-- STATED PROBLEM --
Every line must be returned precisely as it is written.

-- EXCERPTED RECORDS --
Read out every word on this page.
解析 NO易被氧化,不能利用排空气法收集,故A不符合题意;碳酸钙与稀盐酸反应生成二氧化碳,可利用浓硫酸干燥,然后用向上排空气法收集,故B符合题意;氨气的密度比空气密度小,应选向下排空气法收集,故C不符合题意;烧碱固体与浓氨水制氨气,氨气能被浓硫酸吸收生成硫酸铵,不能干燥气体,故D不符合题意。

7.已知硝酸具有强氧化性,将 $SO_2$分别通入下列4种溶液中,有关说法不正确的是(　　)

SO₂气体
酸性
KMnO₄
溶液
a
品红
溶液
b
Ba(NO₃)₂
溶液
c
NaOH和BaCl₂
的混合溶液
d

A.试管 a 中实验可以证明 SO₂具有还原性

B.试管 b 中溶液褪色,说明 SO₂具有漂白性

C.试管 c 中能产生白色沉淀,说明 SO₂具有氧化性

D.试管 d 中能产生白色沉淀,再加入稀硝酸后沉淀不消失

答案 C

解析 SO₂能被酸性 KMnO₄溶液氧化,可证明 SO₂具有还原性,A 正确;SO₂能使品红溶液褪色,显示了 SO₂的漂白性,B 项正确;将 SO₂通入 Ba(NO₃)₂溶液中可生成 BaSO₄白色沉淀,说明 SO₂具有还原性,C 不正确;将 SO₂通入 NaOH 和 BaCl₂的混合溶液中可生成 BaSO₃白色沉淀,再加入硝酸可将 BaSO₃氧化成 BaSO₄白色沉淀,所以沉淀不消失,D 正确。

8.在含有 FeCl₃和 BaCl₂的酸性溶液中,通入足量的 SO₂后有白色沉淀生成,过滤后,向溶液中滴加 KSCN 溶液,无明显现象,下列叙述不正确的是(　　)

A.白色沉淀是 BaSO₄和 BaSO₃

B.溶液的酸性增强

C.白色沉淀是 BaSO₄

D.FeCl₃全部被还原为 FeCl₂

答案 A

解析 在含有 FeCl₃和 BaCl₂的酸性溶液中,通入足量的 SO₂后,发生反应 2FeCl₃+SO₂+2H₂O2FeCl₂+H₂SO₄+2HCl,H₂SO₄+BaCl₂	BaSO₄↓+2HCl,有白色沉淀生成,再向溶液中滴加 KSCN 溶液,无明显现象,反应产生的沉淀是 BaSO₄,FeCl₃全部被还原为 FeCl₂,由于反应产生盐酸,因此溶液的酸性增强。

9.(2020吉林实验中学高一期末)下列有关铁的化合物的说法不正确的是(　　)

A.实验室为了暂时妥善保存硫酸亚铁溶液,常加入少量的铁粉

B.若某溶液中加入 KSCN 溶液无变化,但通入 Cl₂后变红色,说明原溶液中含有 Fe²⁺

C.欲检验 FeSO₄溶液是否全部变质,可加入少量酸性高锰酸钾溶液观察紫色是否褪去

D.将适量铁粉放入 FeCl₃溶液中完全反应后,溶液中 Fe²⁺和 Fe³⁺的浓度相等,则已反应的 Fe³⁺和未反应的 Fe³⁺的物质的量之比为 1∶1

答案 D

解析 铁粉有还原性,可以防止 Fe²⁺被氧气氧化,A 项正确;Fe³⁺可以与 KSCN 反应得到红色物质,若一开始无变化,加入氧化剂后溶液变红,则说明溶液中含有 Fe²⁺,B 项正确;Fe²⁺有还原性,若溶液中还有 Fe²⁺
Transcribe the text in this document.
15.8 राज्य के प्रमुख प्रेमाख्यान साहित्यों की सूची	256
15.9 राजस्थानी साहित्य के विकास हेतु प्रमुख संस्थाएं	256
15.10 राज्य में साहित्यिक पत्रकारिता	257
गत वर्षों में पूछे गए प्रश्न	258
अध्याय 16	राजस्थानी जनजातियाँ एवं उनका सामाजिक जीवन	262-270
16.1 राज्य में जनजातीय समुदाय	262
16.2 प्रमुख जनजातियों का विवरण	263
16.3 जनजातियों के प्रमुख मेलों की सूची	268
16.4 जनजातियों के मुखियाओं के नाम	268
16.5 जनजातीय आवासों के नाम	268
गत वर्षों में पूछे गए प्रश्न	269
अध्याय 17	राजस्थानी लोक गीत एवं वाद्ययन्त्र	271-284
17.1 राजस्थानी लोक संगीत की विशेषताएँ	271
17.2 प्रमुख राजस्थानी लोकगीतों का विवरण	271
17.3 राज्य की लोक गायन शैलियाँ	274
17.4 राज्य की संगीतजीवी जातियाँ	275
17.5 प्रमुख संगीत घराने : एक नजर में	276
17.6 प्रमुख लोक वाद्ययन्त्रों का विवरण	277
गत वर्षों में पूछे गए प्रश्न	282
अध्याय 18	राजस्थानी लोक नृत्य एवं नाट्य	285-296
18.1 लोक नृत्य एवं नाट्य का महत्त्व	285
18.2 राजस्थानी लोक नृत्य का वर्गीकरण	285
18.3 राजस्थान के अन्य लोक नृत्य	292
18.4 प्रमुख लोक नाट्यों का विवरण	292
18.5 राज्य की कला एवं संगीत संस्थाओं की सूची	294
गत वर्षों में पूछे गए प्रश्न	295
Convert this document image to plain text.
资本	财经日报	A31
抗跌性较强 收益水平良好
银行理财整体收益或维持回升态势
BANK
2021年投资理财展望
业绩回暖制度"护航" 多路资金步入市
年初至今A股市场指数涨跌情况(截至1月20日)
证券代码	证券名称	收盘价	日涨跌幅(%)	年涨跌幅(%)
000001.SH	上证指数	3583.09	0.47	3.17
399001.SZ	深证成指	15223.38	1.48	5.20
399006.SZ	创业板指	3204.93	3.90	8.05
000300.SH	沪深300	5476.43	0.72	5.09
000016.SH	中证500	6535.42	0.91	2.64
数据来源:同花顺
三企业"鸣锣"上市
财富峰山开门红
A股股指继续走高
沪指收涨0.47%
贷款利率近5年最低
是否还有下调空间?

-- SOLUTION TO THE PROBLEM --
Read out every word on this page.
解析 NO易被氧化,不能利用排空气法收集,故A不符合题意;碳酸钙与稀盐酸反应生成二氧化碳,可利用浓硫酸干燥,然后用向上排空气法收集,故B符合题意;氨气的密度比空气密度小,应选向下排空气法收集,故C不符合题意;烧碱固体与浓氨水制氨气,氨气能被浓硫酸吸收生成硫酸铵,不能干燥气体,故D不符合题意。

7.已知硝酸具有强氧化性,将 $SO_2$分别通入下列4种溶液中,有关说法不正确的是(　　)

SO₂气体
酸性
KMnO₄
溶液
a
品红
溶液
b
Ba(NO₃)₂
溶液
c
NaOH和BaCl₂
的混合溶液
d

A.试管 a 中实验可以证明 SO₂具有还原性

B.试管 b 中溶液褪色,说明 SO₂具有漂白性

C.试管 c 中能产生白色沉淀,说明 SO₂具有氧化性

D.试管 d 中能产生白色沉淀,再加入稀硝酸后沉淀不消失

答案 C

解析 SO₂能被酸性 KMnO₄溶液氧化,可证明 SO₂具有还原性,A 正确;SO₂能使品红溶液褪色,显示了 SO₂的漂白性,B 项正确;将 SO₂通入 Ba(NO₃)₂溶液中可生成 BaSO₄白色沉淀,说明 SO₂具有还原性,C 不正确;将 SO₂通入 NaOH 和 BaCl₂的混合溶液中可生成 BaSO₃白色沉淀,再加入硝酸可将 BaSO₃氧化成 BaSO₄白色沉淀,所以沉淀不消失,D 正确。

8.在含有 FeCl₃和 BaCl₂的酸性溶液中,通入足量的 SO₂后有白色沉淀生成,过滤后,向溶液中滴加 KSCN 溶液,无明显现象,下列叙述不正确的是(　　)

A.白色沉淀是 BaSO₄和 BaSO₃

B.溶液的酸性增强

C.白色沉淀是 BaSO₄

D.FeCl₃全部被还原为 FeCl₂

答案 A

解析 在含有 FeCl₃和 BaCl₂的酸性溶液中,通入足量的 SO₂后,发生反应 2FeCl₃+SO₂+2H₂O2FeCl₂+H₂SO₄+2HCl,H₂SO₄+BaCl₂	BaSO₄↓+2HCl,有白色沉淀生成,再向溶液中滴加 KSCN 溶液,无明显现象,反应产生的沉淀是 BaSO₄,FeCl₃全部被还原为 FeCl₂,由于反应产生盐酸,因此溶液的酸性增强。

9.(2020吉林实验中学高一期末)下列有关铁的化合物的说法不正确的是(　　)

A.实验室为了暂时妥善保存硫酸亚铁溶液,常加入少量的铁粉

B.若某溶液中加入 KSCN 溶液无变化,但通入 Cl₂后变红色,说明原溶液中含有 Fe²⁺

C.欲检验 FeSO₄溶液是否全部变质,可加入少量酸性高锰酸钾溶液观察紫色是否褪去

D.将适量铁粉放入 FeCl₃溶液中完全反应后,溶液中 Fe²⁺和 Fe³⁺的浓度相等,则已反应的 Fe³⁺和未反应的 Fe³⁺的物质的量之比为 1∶1

答案 D

解析 铁粉有还原性,可以防止 Fe²⁺被氧气氧化,A 项正确;Fe³⁺可以与 KSCN 反应得到红色物质,若一开始无变化,加入氧化剂后溶液变红,则说明溶液中含有 Fe²⁺,B 项正确;Fe²⁺有还原性,若溶液中还有 Fe²⁺
Transcribe the text in this document.
15.8 राज्य के प्रमुख प्रेमाख्यान साहित्यों की सूची	256
15.9 राजस्थानी साहित्य के विकास हेतु प्रमुख संस्थाएं	256
15.10 राज्य में साहित्यिक पत्रकारिता	257
गत वर्षों में पूछे गए प्रश्न	258
अध्याय 16	राजस्थानी जनजातियाँ एवं उनका सामाजिक जीवन	262-270
16.1 राज्य में जनजातीय समुदाय	262
16.2 प्रमुख जनजातियों का विवरण	263
16.3 जनजातियों के प्रमुख मेलों की सूची	268
16.4 जनजातियों के मुखियाओं के नाम	268
16.5 जनजातीय आवासों के नाम	268
गत वर्षों में पूछे गए प्रश्न	269
अध्याय 17	राजस्थानी लोक गीत एवं वाद्ययन्त्र	271-284
17.1 राजस्थानी लोक संगीत की विशेषताएँ	271
17.2 प्रमुख राजस्थानी लोकगीतों का विवरण	271
17.3 राज्य की लोक गायन शैलियाँ	274
17.4 राज्य की संगीतजीवी जातियाँ	275
17.5 प्रमुख संगीत घराने : एक नजर में	276
17.6 प्रमुख लोक वाद्ययन्त्रों का विवरण	277
गत वर्षों में पूछे गए प्रश्न	282
अध्याय 18	राजस्थानी लोक नृत्य एवं नाट्य	285-296
18.1 लोक नृत्य एवं नाट्य का महत्त्व	285
18.2 राजस्थानी लोक नृत्य का वर्गीकरण	285
18.3 राजस्थान के अन्य लोक नृत्य	292
18.4 प्रमुख लोक नाट्यों का विवरण	292
18.5 राज्य की कला एवं संगीत संस्थाओं की सूची	294
गत वर्षों में पूछे गए प्रश्न	295
Convert this document image to plain text.
资本	财经日报	A31
抗跌性较强 收益水平良好
银行理财整体收益或维持回升态势
BANK
2021年投资理财展望
业绩回暖制度"护航" 多路资金步入市
年初至今A股市场指数涨跌情况(截至1月20日)
证券代码	证券名称	收盘价	日涨跌幅(%)	年涨跌幅(%)
000001.SH	上证指数	3583.09	0.47	3.17
399001.SZ	深证成指	15223.38	1.48	5.20
399006.SZ	创业板指	3204.93	3.90	8.05
000300.SH	沪深300	5476.43	0.72	5.09
000016.SH	中证500	6535.42	0.91	2.64
数据来源:同花顺
三企业"鸣锣"上市
财富峰山开门红
A股股指继续走高
沪指收涨0.47%
贷款利率近5年最低
是否还有下调空间?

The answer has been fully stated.